Given problem: Beneath this task is a listing; retype all of it exactly.

Dataset content:
______

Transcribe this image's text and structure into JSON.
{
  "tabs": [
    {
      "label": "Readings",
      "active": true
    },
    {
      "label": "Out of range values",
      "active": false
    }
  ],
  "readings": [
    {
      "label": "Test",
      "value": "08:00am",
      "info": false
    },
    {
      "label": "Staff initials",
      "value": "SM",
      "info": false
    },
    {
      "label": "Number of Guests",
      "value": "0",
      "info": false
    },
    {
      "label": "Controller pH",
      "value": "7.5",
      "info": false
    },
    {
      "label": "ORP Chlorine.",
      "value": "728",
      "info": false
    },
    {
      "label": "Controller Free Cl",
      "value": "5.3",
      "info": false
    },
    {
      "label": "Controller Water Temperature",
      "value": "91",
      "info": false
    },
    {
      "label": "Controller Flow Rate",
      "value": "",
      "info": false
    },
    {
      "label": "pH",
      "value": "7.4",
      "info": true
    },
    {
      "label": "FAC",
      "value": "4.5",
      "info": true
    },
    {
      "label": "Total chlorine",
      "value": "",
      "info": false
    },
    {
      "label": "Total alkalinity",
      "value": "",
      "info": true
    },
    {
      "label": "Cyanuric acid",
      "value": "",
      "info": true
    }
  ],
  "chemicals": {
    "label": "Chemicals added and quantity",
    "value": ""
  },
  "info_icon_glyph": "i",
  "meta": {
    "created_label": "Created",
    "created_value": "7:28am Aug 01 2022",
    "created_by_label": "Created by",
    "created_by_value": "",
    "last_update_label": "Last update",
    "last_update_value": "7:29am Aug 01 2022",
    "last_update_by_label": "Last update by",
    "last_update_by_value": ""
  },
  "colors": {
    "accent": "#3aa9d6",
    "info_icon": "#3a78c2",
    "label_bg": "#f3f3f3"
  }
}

______

Worked answer:
Transcribe this image's text and structure into JSON.
{
  "tabs": [
    {
      "label": "Readings",
      "active": true
    },
    {
      "label": "Out of range values",
      "active": false
    }
  ],
  "readings": [
    {
      "label": "Test",
      "value": "08:00am",
      "info": false
    },
    {
      "label": "Staff initials",
      "value": "SM",
      "info": false
    },
    {
      "label": "Number of Guests",
      "value": "0",
      "info": false
    },
    {
      "label": "Controller pH",
      "value": "7.5",
      "info": false
    },
    {
      "label": "ORP Chlorine.",
      "value": "728",
      "info": false
    },
    {
      "label": "Controller Free Cl",
      "value": "5.3",
      "info": false
    },
    {
      "label": "Controller Water Temperature",
      "value": "91",
      "info": false
    },
    {
      "label": "Controller Flow Rate",
      "value": "",
      "info": false
    },
    {
      "label": "pH",
      "value": "7.4",
      "info": true
    },
    {
      "label": "FAC",
      "value": "4.5",
      "info": true
    },
    {
      "label": "Total chlorine",
      "value": "",
      "info": false
    },
    {
      "label": "Total alkalinity",
      "value": "",
      "info": true
    },
    {
      "label": "Cyanuric acid",
      "value": "",
      "info": true
    }
  ],
  "chemicals": {
    "label": "Chemicals added and quantity",
    "value": ""
  },
  "info_icon_glyph": "i",
  "meta": {
    "created_label": "Created",
    "created_value": "7:28am Aug 01 2022",
    "created_by_label": "Created by",
    "created_by_value": "",
    "last_update_label": "Last update",
    "last_update_value": "7:29am Aug 01 2022",
    "last_update_by_label": "Last update by",
    "last_update_by_value": ""
  },
  "colors": {
    "accent": "#3aa9d6",
    "info_icon": "#3a78c2",
    "label_bg": "#f3f3f3"
  }
}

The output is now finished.